» **PROMPT**: Would you copy out the whole listing exactly as given?

────

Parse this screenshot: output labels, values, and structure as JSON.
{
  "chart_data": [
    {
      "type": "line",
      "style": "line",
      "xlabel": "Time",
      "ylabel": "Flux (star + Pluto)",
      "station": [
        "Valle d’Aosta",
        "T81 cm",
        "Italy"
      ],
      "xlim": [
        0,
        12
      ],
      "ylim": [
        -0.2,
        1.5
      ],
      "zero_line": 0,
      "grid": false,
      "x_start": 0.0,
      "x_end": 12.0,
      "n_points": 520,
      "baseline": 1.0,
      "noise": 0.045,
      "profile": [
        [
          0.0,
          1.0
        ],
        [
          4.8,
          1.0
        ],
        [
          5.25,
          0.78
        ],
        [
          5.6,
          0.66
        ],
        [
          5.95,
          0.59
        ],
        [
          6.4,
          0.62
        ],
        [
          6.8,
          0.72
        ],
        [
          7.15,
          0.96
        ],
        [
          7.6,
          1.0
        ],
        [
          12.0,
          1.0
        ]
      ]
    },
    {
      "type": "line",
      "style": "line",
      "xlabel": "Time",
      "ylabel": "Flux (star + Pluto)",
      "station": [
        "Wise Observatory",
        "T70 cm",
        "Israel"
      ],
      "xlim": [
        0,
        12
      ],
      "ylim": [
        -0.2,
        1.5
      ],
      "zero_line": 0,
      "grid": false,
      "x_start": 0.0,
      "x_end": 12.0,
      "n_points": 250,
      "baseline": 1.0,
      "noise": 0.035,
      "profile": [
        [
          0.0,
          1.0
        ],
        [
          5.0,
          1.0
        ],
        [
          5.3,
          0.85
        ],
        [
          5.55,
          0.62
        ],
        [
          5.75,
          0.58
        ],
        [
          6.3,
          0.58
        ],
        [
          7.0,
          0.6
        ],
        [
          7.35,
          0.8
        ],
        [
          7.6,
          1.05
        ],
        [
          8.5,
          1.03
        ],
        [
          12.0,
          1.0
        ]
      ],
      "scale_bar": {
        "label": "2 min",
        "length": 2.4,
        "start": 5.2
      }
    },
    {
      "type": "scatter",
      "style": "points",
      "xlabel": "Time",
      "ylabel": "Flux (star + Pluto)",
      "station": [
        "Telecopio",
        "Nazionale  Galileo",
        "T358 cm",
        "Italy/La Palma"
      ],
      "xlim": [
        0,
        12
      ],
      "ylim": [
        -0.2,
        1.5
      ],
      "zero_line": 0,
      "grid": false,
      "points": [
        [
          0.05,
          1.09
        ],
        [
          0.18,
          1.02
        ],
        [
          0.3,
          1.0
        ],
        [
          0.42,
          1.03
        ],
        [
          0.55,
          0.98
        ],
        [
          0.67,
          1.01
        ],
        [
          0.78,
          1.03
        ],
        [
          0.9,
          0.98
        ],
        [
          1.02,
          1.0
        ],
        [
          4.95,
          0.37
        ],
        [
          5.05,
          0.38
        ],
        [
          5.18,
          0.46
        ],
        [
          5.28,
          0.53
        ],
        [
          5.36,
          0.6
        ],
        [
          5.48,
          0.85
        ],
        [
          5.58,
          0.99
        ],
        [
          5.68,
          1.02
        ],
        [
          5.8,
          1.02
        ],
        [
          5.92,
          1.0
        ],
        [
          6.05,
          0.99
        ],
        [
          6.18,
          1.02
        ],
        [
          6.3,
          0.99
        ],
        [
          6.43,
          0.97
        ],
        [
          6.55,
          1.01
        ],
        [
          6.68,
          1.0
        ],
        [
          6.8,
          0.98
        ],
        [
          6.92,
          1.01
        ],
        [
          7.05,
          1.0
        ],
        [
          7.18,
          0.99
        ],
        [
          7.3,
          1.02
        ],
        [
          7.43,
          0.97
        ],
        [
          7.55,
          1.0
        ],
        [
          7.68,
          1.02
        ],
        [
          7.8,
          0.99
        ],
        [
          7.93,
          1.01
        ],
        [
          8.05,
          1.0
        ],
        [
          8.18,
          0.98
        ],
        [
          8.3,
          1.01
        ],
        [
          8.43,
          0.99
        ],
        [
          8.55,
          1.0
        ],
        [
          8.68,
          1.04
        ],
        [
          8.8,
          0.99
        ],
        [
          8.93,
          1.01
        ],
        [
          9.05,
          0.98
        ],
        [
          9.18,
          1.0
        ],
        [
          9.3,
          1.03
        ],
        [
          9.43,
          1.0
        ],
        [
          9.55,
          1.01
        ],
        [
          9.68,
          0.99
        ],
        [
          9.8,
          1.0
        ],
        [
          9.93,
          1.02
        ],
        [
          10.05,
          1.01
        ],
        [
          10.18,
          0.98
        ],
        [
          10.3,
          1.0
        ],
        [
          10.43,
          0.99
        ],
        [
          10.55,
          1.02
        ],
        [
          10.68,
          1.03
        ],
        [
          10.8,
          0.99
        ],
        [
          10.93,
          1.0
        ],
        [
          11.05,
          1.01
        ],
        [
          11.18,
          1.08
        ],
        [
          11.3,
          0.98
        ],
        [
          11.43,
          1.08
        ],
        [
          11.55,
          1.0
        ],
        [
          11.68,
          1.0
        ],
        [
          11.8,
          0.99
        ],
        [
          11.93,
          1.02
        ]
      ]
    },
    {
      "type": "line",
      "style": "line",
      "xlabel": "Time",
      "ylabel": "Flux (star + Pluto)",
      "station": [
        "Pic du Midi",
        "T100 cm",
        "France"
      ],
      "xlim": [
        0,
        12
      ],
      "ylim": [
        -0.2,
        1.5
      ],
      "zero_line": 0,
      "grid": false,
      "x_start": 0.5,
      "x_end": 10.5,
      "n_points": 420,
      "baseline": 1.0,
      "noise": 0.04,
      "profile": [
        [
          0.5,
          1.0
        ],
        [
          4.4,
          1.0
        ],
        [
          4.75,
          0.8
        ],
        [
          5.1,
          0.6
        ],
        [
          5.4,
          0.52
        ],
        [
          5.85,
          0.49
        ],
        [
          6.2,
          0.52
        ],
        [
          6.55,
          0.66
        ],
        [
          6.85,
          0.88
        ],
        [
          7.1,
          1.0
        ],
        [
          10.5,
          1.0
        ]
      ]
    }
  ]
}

────

» **ANSWER TO THE PROBLEM**:
Parse this screenshot: output labels, values, and structure as JSON.
{
  "chart_data": [
    {
      "type": "line",
      "style": "line",
      "xlabel": "Time",
      "ylabel": "Flux (star + Pluto)",
      "station": [
        "Valle d’Aosta",
        "T81 cm",
        "Italy"
      ],
      "xlim": [
        0,
        12
      ],
      "ylim": [
        -0.2,
        1.5
      ],
      "zero_line": 0,
      "grid": false,
      "x_start": 0.0,
      "x_end": 12.0,
      "n_points": 520,
      "baseline": 1.0,
      "noise": 0.045,
      "profile": [
        [
          0.0,
          1.0
        ],
        [
          4.8,
          1.0
        ],
        [
          5.25,
          0.78
        ],
        [
          5.6,
          0.66
        ],
        [
          5.95,
          0.59
        ],
        [
          6.4,
          0.62
        ],
        [
          6.8,
          0.72
        ],
        [
          7.15,
          0.96
        ],
        [
          7.6,
          1.0
        ],
        [
          12.0,
          1.0
        ]
      ]
    },
    {
      "type": "line",
      "style": "line",
      "xlabel": "Time",
      "ylabel": "Flux (star + Pluto)",
      "station": [
        "Wise Observatory",
        "T70 cm",
        "Israel"
      ],
      "xlim": [
        0,
        12
      ],
      "ylim": [
        -0.2,
        1.5
      ],
      "zero_line": 0,
      "grid": false,
      "x_start": 0.0,
      "x_end": 12.0,
      "n_points": 250,
      "baseline": 1.0,
      "noise": 0.035,
      "profile": [
        [
          0.0,
          1.0
        ],
        [
          5.0,
          1.0
        ],
        [
          5.3,
          0.85
        ],
        [
          5.55,
          0.62
        ],
        [
          5.75,
          0.58
        ],
        [
          6.3,
          0.58
        ],
        [
          7.0,
          0.6
        ],
        [
          7.35,
          0.8
        ],
        [
          7.6,
          1.05
        ],
        [
          8.5,
          1.03
        ],
        [
          12.0,
          1.0
        ]
      ],
      "scale_bar": {
        "label": "2 min",
        "length": 2.4,
        "start": 5.2
      }
    },
    {
      "type": "scatter",
      "style": "points",
      "xlabel": "Time",
      "ylabel": "Flux (star + Pluto)",
      "station": [
        "Telecopio",
        "Nazionale  Galileo",
        "T358 cm",
        "Italy/La Palma"
      ],
      "xlim": [
        0,
        12
      ],
      "ylim": [
        -0.2,
        1.5
      ],
      "zero_line": 0,
      "grid": false,
      "points": [
        [
          0.05,
          1.09
        ],
        [
          0.18,
          1.02
        ],
        [
          0.3,
          1.0
        ],
        [
          0.42,
          1.03
        ],
        [
          0.55,
          0.98
        ],
        [
          0.67,
          1.01
        ],
        [
          0.78,
          1.03
        ],
        [
          0.9,
          0.98
        ],
        [
          1.02,
          1.0
        ],
        [
          4.95,
          0.37
        ],
        [
          5.05,
          0.38
        ],
        [
          5.18,
          0.46
        ],
        [
          5.28,
          0.53
        ],
        [
          5.36,
          0.6
        ],
        [
          5.48,
          0.85
        ],
        [
          5.58,
          0.99
        ],
        [
          5.68,
          1.02
        ],
        [
          5.8,
          1.02
        ],
        [
          5.92,
          1.0
        ],
        [
          6.05,
          0.99
        ],
        [
          6.18,
          1.02
        ],
        [
          6.3,
          0.99
        ],
        [
          6.43,
          0.97
        ],
        [
          6.55,
          1.01
        ],
        [
          6.68,
          1.0
        ],
        [
          6.8,
          0.98
        ],
        [
          6.92,
          1.01
        ],
        [
          7.05,
          1.0
        ],
        [
          7.18,
          0.99
        ],
        [
          7.3,
          1.02
        ],
        [
          7.43,
          0.97
        ],
        [
          7.55,
          1.0
        ],
        [
          7.68,
          1.02
        ],
        [
          7.8,
          0.99
        ],
        [
          7.93,
          1.01
        ],
        [
          8.05,
          1.0
        ],
        [
          8.18,
          0.98
        ],
        [
          8.3,
          1.01
        ],
        [
          8.43,
          0.99
        ],
        [
          8.55,
          1.0
        ],
        [
          8.68,
          1.04
        ],
        [
          8.8,
          0.99
        ],
        [
          8.93,
          1.01
        ],
        [
          9.05,
          0.98
        ],
        [
          9.18,
          1.0
        ],
        [
          9.3,
          1.03
        ],
        [
          9.43,
          1.0
        ],
        [
          9.55,
          1.01
        ],
        [
          9.68,
          0.99
        ],
        [
          9.8,
          1.0
        ],
        [
          9.93,
          1.02
        ],
        [
          10.05,
          1.01
        ],
        [
          10.18,
          0.98
        ],
        [
          10.3,
          1.0
        ],
        [
          10.43,
          0.99
        ],
        [
          10.55,
          1.02
        ],
        [
          10.68,
          1.03
        ],
        [
          10.8,
          0.99
        ],
        [
          10.93,
          1.0
        ],
        [
          11.05,
          1.01
        ],
        [
          11.18,
          1.08
        ],
        [
          11.3,
          0.98
        ],
        [
          11.43,
          1.08
        ],
        [
          11.55,
          1.0
        ],
        [
          11.68,
          1.0
        ],
        [
          11.8,
          0.99
        ],
        [
          11.93,
          1.02
        ]
      ]
    },
    {
      "type": "line",
      "style": "line",
      "xlabel": "Time",
      "ylabel": "Flux (star + Pluto)",
      "station": [
        "Pic du Midi",
        "T100 cm",
        "France"
      ],
      "xlim": [
        0,
        12
      ],
      "ylim": [
        -0.2,
        1.5
      ],
      "zero_line": 0,
      "grid": false,
      "x_start": 0.5,
      "x_end": 10.5,
      "n_points": 420,
      "baseline": 1.0,
      "noise": 0.04,
      "profile": [
        [
          0.5,
          1.0
        ],
        [
          4.4,
          1.0
        ],
        [
          4.75,
          0.8
        ],
        [
          5.1,
          0.6
        ],
        [
          5.4,
          0.52
        ],
        [
          5.85,
          0.49
        ],
        [
          6.2,
          0.52
        ],
        [
          6.55,
          0.66
        ],
        [
          6.85,
          0.88
        ],
        [
          7.1,
          1.0
        ],
        [
          10.5,
          1.0
        ]
      ]
    }
  ]
}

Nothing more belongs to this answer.